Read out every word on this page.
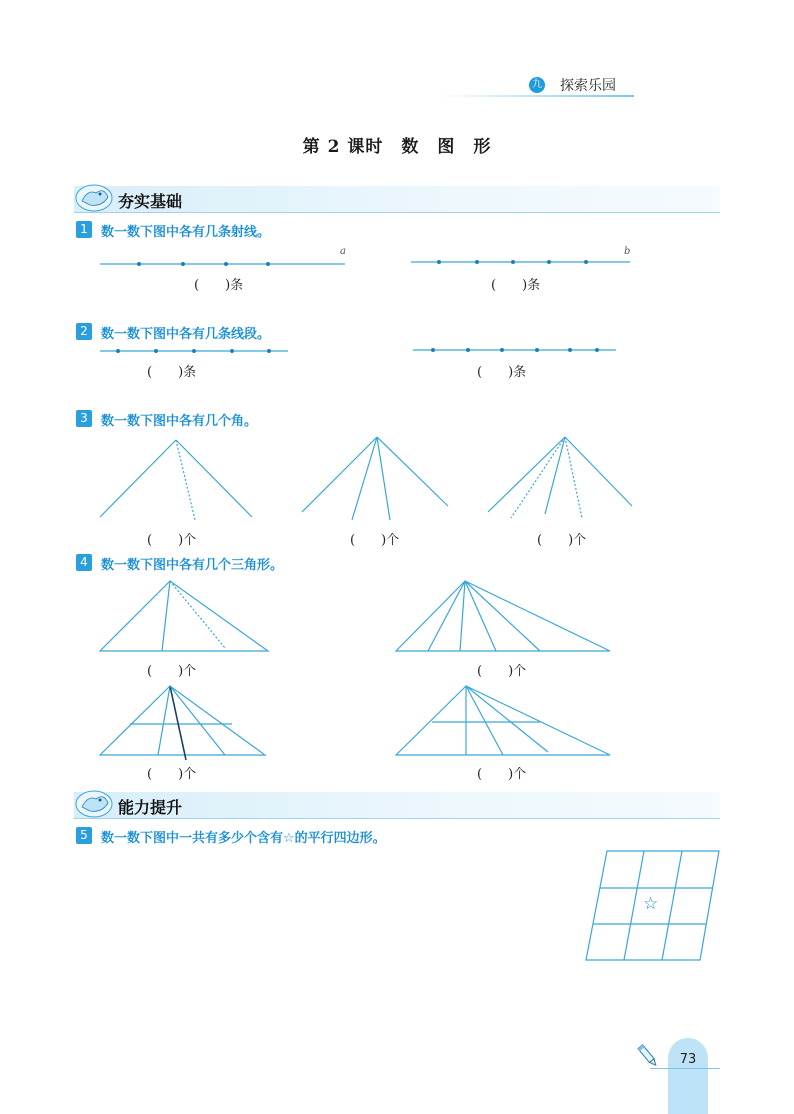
九 探索乐园
第 2 课时　数　图　形
夯实基础
1	数一数下图中各有几条射线。
(　　)条	(　　)条
a	b
2	数一数下图中各有几条线段。
(　　)条	(　　)条
3	数一数下图中各有几个角。
(　　)个	(　　)个	(　　)个
4	数一数下图中各有几个三角形。
(　　)个	(　　)个
(　　)个	(　　)个
能力提升
5	数一数下图中一共有多少个含有☆的平行四边形。
☆
73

+--

**Direction**.
Keep the pictures out of the copy and return the rest of the data above exactly.

**Solution for this task**.
Read out every word on this page.
九 探索乐园
第 2 课时　数　图　形
夯实基础
1	数一数下图中各有几条射线。
(　　)条	(　　)条
a	b
2	数一数下图中各有几条线段。
(　　)条	(　　)条
3	数一数下图中各有几个角。
(　　)个	(　　)个	(　　)个
4	数一数下图中各有几个三角形。
(　　)个	(　　)个
(　　)个	(　　)个
能力提升
5	数一数下图中一共有多少个含有☆的平行四边形。
☆
73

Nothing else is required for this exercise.